** Énoncé du problème **
Pouvez-vous recopier les lignes de tous les items en changeant « cylinder-label » en « cylinder-caption », sans toucher au reste ? N'incluez pas les images dans la réponse.

====

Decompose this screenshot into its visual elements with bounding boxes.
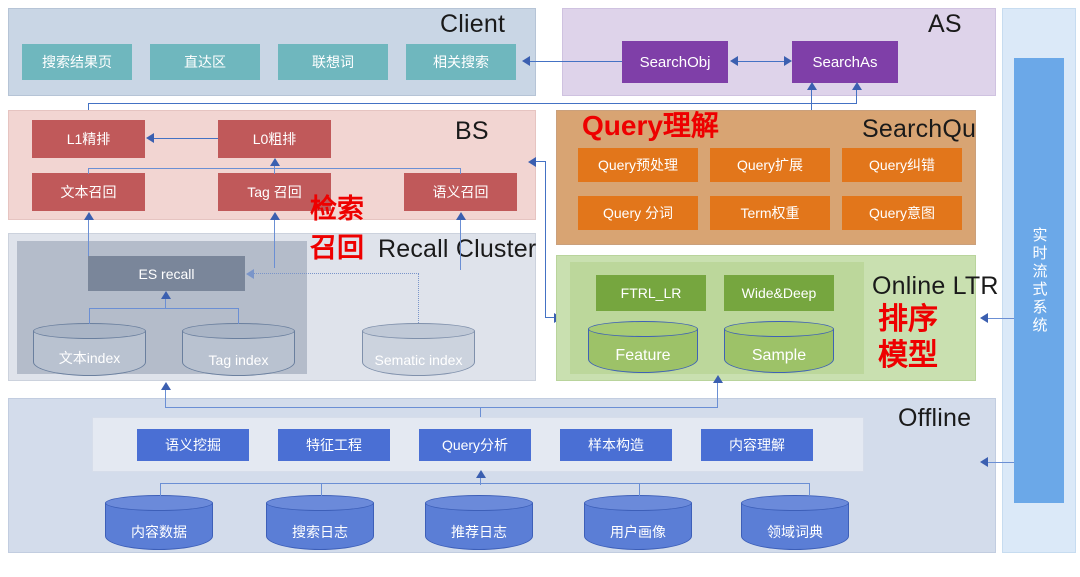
searchqu-box-intent[interactable]: Query意图	[842, 196, 962, 230]
arrowhead-up-searchas-a	[807, 82, 817, 90]
as-box-searchas[interactable]: SearchAs	[792, 41, 898, 83]
arrowhead-offline-to-ltr	[713, 375, 723, 383]
cylinder-cap	[266, 495, 374, 511]
bus-drop-semantic	[460, 168, 461, 174]
bus-esrecall-drop	[165, 299, 166, 309]
cylinder-label: Tag index	[209, 352, 269, 376]
bus-index-to-esrecall	[89, 308, 239, 309]
arrowhead-to-text-recall	[84, 212, 94, 220]
ltr-cylinder-feature[interactable]: Feature	[588, 321, 698, 373]
arrowhead-to-semantic-recall	[456, 212, 466, 220]
line-stream-to-ltr	[986, 318, 1014, 319]
cylinder-label: 用户画像	[610, 522, 666, 550]
panel-bs-title: BS	[455, 117, 489, 146]
architecture-diagram: Client 搜索结果页 直达区 联想词 相关搜索 AS SearchObj S…	[0, 0, 1080, 577]
realtime-stream-box[interactable]: 实时流式系统	[1014, 58, 1064, 503]
cylinder-cap	[741, 495, 849, 511]
bs-box-text-recall[interactable]: 文本召回	[32, 173, 145, 211]
searchqu-box-expansion[interactable]: Query扩展	[710, 148, 830, 182]
recall-cylinder-tag-index[interactable]: Tag index	[182, 323, 295, 376]
bs-box-l1[interactable]: L1精排	[32, 120, 145, 158]
arrowhead-searchobj-to-searchas	[784, 56, 792, 66]
arrowhead-sources-to-offline	[476, 470, 486, 478]
offline-box-feature-engineering[interactable]: 特征工程	[278, 429, 390, 461]
arrowhead-searchas-to-searchobj	[730, 56, 738, 66]
offline-cylinder-user-profile[interactable]: 用户画像	[584, 495, 692, 550]
cylinder-cap	[33, 323, 146, 339]
cylinder-label: 文本index	[59, 348, 120, 376]
client-box-related-search[interactable]: 相关搜索	[406, 44, 516, 80]
recall-cylinder-sematic-index[interactable]: Sematic index	[362, 323, 475, 376]
cylinder-label: Sematic index	[375, 352, 463, 376]
recall-box-es-recall[interactable]: ES recall	[88, 256, 245, 291]
cylinder-cap	[182, 323, 295, 339]
client-box-direct-area[interactable]: 直达区	[150, 44, 260, 80]
line-bs-ltr-vertical	[545, 161, 546, 318]
arrowhead-stream-to-offline	[980, 457, 988, 467]
panel-ltr-title: Online LTR	[872, 272, 999, 301]
as-box-searchobj[interactable]: SearchObj	[622, 41, 728, 83]
cylinder-cap	[105, 495, 213, 511]
line-bs-to-searchas-v	[856, 90, 857, 104]
line-l0-to-l1	[152, 138, 218, 139]
cylinder-label: Feature	[615, 347, 670, 373]
ltr-cylinder-sample[interactable]: Sample	[724, 321, 834, 373]
panel-client-title: Client	[440, 10, 505, 39]
line-bs-to-searchas-h	[88, 103, 857, 104]
offline-cylinder-search-log[interactable]: 搜索日志	[266, 495, 374, 550]
panel-as-title: AS	[928, 10, 962, 39]
bus-drop-content-data	[160, 483, 161, 496]
offline-box-semantic-mining[interactable]: 语义挖掘	[137, 429, 249, 461]
bs-red-label: 检索	[310, 196, 364, 223]
client-box-search-result[interactable]: 搜索结果页	[22, 44, 132, 80]
bus-drop-text	[88, 168, 89, 174]
panel-searchqu-title: SearchQu	[862, 115, 976, 144]
recall-red-label: 召回	[310, 235, 364, 262]
offline-box-sample-construction[interactable]: 样本构造	[560, 429, 672, 461]
bus-rise-l0	[274, 166, 275, 174]
arrowhead-dotted-to-esrecall	[246, 269, 254, 279]
bus-rise-tag-index	[238, 308, 239, 324]
arrowhead-up-searchas-b	[852, 82, 862, 90]
line-recall-to-tagrecall	[274, 218, 275, 268]
cylinder-label: 推荐日志	[451, 522, 507, 550]
searchqu-box-segmentation[interactable]: Query 分词	[578, 196, 698, 230]
bs-box-l0[interactable]: L0粗排	[218, 120, 331, 158]
arrowhead-to-tag-recall	[270, 212, 280, 220]
bus-rise-to-offline-inner	[480, 478, 481, 485]
offline-box-query-analysis[interactable]: Query分析	[419, 429, 531, 461]
cylinder-cap	[724, 321, 834, 337]
offline-cylinder-domain-dict[interactable]: 领域词典	[741, 495, 849, 550]
cylinder-label: Sample	[752, 347, 806, 373]
arrowhead-to-client	[522, 56, 530, 66]
searchqu-box-preprocess[interactable]: Query预处理	[578, 148, 698, 182]
searchqu-box-term-weight[interactable]: Term权重	[710, 196, 830, 230]
searchqu-red-label: Query理解	[582, 112, 719, 140]
arrowhead-into-bs-right	[528, 157, 536, 167]
bus-drop-search-log	[321, 483, 322, 496]
bus-offline-to-online	[165, 407, 718, 408]
panel-offline-title: Offline	[898, 404, 971, 433]
line-stream-to-offline	[986, 462, 1014, 463]
bus-rise-text-index	[89, 308, 90, 324]
cylinder-cap	[425, 495, 533, 511]
searchqu-box-correction[interactable]: Query纠错	[842, 148, 962, 182]
bs-box-semantic-recall[interactable]: 语义召回	[404, 173, 517, 211]
arrowhead-index-to-esrecall	[161, 291, 171, 299]
recall-cylinder-text-index[interactable]: 文本index	[33, 323, 146, 376]
cylinder-label: 领域词典	[767, 522, 823, 550]
ltr-box-wide-and-deep[interactable]: Wide&Deep	[724, 275, 834, 311]
offline-cylinder-content-data[interactable]: 内容数据	[105, 495, 213, 550]
arrow-searchobj-searchas	[736, 61, 786, 62]
bus-offline-up-stem	[480, 407, 481, 417]
arrowhead-offline-to-recall	[161, 382, 171, 390]
offline-cylinder-recommend-log[interactable]: 推荐日志	[425, 495, 533, 550]
line-to-semantic-recall	[460, 218, 461, 270]
arrow-searchobj-to-client	[528, 61, 622, 62]
panel-recall-title: Recall Cluster	[378, 235, 536, 264]
bus-drop-domain-dict	[809, 483, 810, 496]
ltr-red-label-line2: 模型	[878, 341, 938, 371]
cylinder-cap	[362, 323, 475, 339]
dotted-sematic-vertical	[418, 273, 419, 323]
offline-box-content-understanding[interactable]: 内容理解	[701, 429, 813, 461]
ltr-box-ftrl-lr[interactable]: FTRL_LR	[596, 275, 706, 311]
cylinder-label: 搜索日志	[292, 522, 348, 550]
cylinder-cap	[584, 495, 692, 511]
bus-sources-to-offline	[160, 483, 810, 484]
client-box-suggestion[interactable]: 联想词	[278, 44, 388, 80]
cylinder-cap	[588, 321, 698, 337]
cylinder-label: 内容数据	[131, 522, 187, 550]
line-text-index-to-textrecall	[88, 218, 89, 256]
line-offline-to-recall	[165, 390, 166, 408]
arrowhead-bus-to-l0	[270, 158, 280, 166]
arrowhead-l0-to-l1	[146, 133, 154, 143]
ltr-red-label-line1: 排序	[878, 305, 938, 335]
dotted-sematic-horizontal	[252, 273, 419, 274]
arrowhead-stream-to-ltr	[980, 313, 988, 323]
bus-drop-user-profile	[639, 483, 640, 496]
line-offline-to-ltr	[717, 383, 718, 408]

====

** Problème résolu **
Decompose this screenshot into its visual elements with bounding boxes.
searchqu-box-intent[interactable]: Query意图	[842, 196, 962, 230]
arrowhead-up-searchas-a	[807, 82, 817, 90]
as-box-searchas[interactable]: SearchAs	[792, 41, 898, 83]
arrowhead-offline-to-ltr	[713, 375, 723, 383]
cylinder-cap	[266, 495, 374, 511]
bus-drop-semantic	[460, 168, 461, 174]
bus-esrecall-drop	[165, 299, 166, 309]
cylinder-caption: Tag index	[209, 352, 269, 376]
bus-index-to-esrecall	[89, 308, 239, 309]
arrowhead-to-text-recall	[84, 212, 94, 220]
ltr-cylinder-feature[interactable]: Feature	[588, 321, 698, 373]
arrowhead-to-semantic-recall	[456, 212, 466, 220]
line-stream-to-ltr	[986, 318, 1014, 319]
cylinder-caption: 用户画像	[610, 522, 666, 550]
panel-bs-title: BS	[455, 117, 489, 146]
architecture-diagram: Client 搜索结果页 直达区 联想词 相关搜索 AS SearchObj S…	[0, 0, 1080, 577]
realtime-stream-box[interactable]: 实时流式系统	[1014, 58, 1064, 503]
cylinder-cap	[741, 495, 849, 511]
bs-box-text-recall[interactable]: 文本召回	[32, 173, 145, 211]
searchqu-box-expansion[interactable]: Query扩展	[710, 148, 830, 182]
recall-cylinder-tag-index[interactable]: Tag index	[182, 323, 295, 376]
bs-box-l1[interactable]: L1精排	[32, 120, 145, 158]
arrowhead-searchobj-to-searchas	[784, 56, 792, 66]
arrowhead-sources-to-offline	[476, 470, 486, 478]
offline-box-feature-engineering[interactable]: 特征工程	[278, 429, 390, 461]
arrowhead-searchas-to-searchobj	[730, 56, 738, 66]
offline-cylinder-user-profile[interactable]: 用户画像	[584, 495, 692, 550]
cylinder-cap	[33, 323, 146, 339]
cylinder-caption: 文本index	[59, 348, 120, 376]
client-box-related-search[interactable]: 相关搜索	[406, 44, 516, 80]
recall-cylinder-sematic-index[interactable]: Sematic index	[362, 323, 475, 376]
cylinder-caption: Sematic index	[375, 352, 463, 376]
recall-box-es-recall[interactable]: ES recall	[88, 256, 245, 291]
cylinder-cap	[182, 323, 295, 339]
client-box-direct-area[interactable]: 直达区	[150, 44, 260, 80]
line-bs-ltr-vertical	[545, 161, 546, 318]
arrowhead-stream-to-offline	[980, 457, 988, 467]
panel-ltr-title: Online LTR	[872, 272, 999, 301]
as-box-searchobj[interactable]: SearchObj	[622, 41, 728, 83]
cylinder-cap	[105, 495, 213, 511]
line-bs-to-searchas-v	[856, 90, 857, 104]
line-l0-to-l1	[152, 138, 218, 139]
cylinder-caption: Feature	[615, 347, 670, 373]
ltr-cylinder-sample[interactable]: Sample	[724, 321, 834, 373]
panel-client-title: Client	[440, 10, 505, 39]
line-bs-to-searchas-h	[88, 103, 857, 104]
offline-cylinder-search-log[interactable]: 搜索日志	[266, 495, 374, 550]
panel-as-title: AS	[928, 10, 962, 39]
bus-drop-content-data	[160, 483, 161, 496]
offline-box-semantic-mining[interactable]: 语义挖掘	[137, 429, 249, 461]
bs-red-label: 检索	[310, 196, 364, 223]
client-box-search-result[interactable]: 搜索结果页	[22, 44, 132, 80]
bus-drop-text	[88, 168, 89, 174]
panel-searchqu-title: SearchQu	[862, 115, 976, 144]
recall-red-label: 召回	[310, 235, 364, 262]
offline-box-sample-construction[interactable]: 样本构造	[560, 429, 672, 461]
bus-rise-l0	[274, 166, 275, 174]
arrowhead-dotted-to-esrecall	[246, 269, 254, 279]
bus-rise-tag-index	[238, 308, 239, 324]
arrowhead-up-searchas-b	[852, 82, 862, 90]
line-recall-to-tagrecall	[274, 218, 275, 268]
cylinder-caption: 推荐日志	[451, 522, 507, 550]
searchqu-box-segmentation[interactable]: Query 分词	[578, 196, 698, 230]
bs-box-l0[interactable]: L0粗排	[218, 120, 331, 158]
arrowhead-to-tag-recall	[270, 212, 280, 220]
bus-rise-to-offline-inner	[480, 478, 481, 485]
offline-box-query-analysis[interactable]: Query分析	[419, 429, 531, 461]
cylinder-cap	[724, 321, 834, 337]
offline-cylinder-domain-dict[interactable]: 领域词典	[741, 495, 849, 550]
cylinder-caption: Sample	[752, 347, 806, 373]
arrowhead-to-client	[522, 56, 530, 66]
searchqu-box-preprocess[interactable]: Query预处理	[578, 148, 698, 182]
searchqu-box-term-weight[interactable]: Term权重	[710, 196, 830, 230]
searchqu-red-label: Query理解	[582, 112, 719, 140]
arrowhead-into-bs-right	[528, 157, 536, 167]
bus-drop-search-log	[321, 483, 322, 496]
bus-offline-to-online	[165, 407, 718, 408]
panel-offline-title: Offline	[898, 404, 971, 433]
line-stream-to-offline	[986, 462, 1014, 463]
bus-rise-text-index	[89, 308, 90, 324]
cylinder-cap	[425, 495, 533, 511]
searchqu-box-correction[interactable]: Query纠错	[842, 148, 962, 182]
bs-box-semantic-recall[interactable]: 语义召回	[404, 173, 517, 211]
arrowhead-index-to-esrecall	[161, 291, 171, 299]
recall-cylinder-text-index[interactable]: 文本index	[33, 323, 146, 376]
cylinder-caption: 领域词典	[767, 522, 823, 550]
ltr-box-wide-and-deep[interactable]: Wide&Deep	[724, 275, 834, 311]
offline-cylinder-content-data[interactable]: 内容数据	[105, 495, 213, 550]
arrow-searchobj-searchas	[736, 61, 786, 62]
bus-offline-up-stem	[480, 407, 481, 417]
arrowhead-offline-to-recall	[161, 382, 171, 390]
offline-cylinder-recommend-log[interactable]: 推荐日志	[425, 495, 533, 550]
line-to-semantic-recall	[460, 218, 461, 270]
arrow-searchobj-to-client	[528, 61, 622, 62]
panel-recall-title: Recall Cluster	[378, 235, 536, 264]
bus-drop-domain-dict	[809, 483, 810, 496]
ltr-red-label-line2: 模型	[878, 341, 938, 371]
cylinder-cap	[362, 323, 475, 339]
dotted-sematic-vertical	[418, 273, 419, 323]
offline-box-content-understanding[interactable]: 内容理解	[701, 429, 813, 461]
ltr-box-ftrl-lr[interactable]: FTRL_LR	[596, 275, 706, 311]
cylinder-caption: 搜索日志	[292, 522, 348, 550]
cylinder-cap	[584, 495, 692, 511]
bus-sources-to-offline	[160, 483, 810, 484]
client-box-suggestion[interactable]: 联想词	[278, 44, 388, 80]
cylinder-cap	[588, 321, 698, 337]
cylinder-caption: 内容数据	[131, 522, 187, 550]
line-text-index-to-textrecall	[88, 218, 89, 256]
line-offline-to-recall	[165, 390, 166, 408]
arrowhead-bus-to-l0	[270, 158, 280, 166]
arrowhead-l0-to-l1	[146, 133, 154, 143]
ltr-red-label-line1: 排序	[878, 305, 938, 335]
dotted-sematic-horizontal	[252, 273, 419, 274]
arrowhead-stream-to-ltr	[980, 313, 988, 323]
bus-drop-user-profile	[639, 483, 640, 496]
line-offline-to-ltr	[717, 383, 718, 408]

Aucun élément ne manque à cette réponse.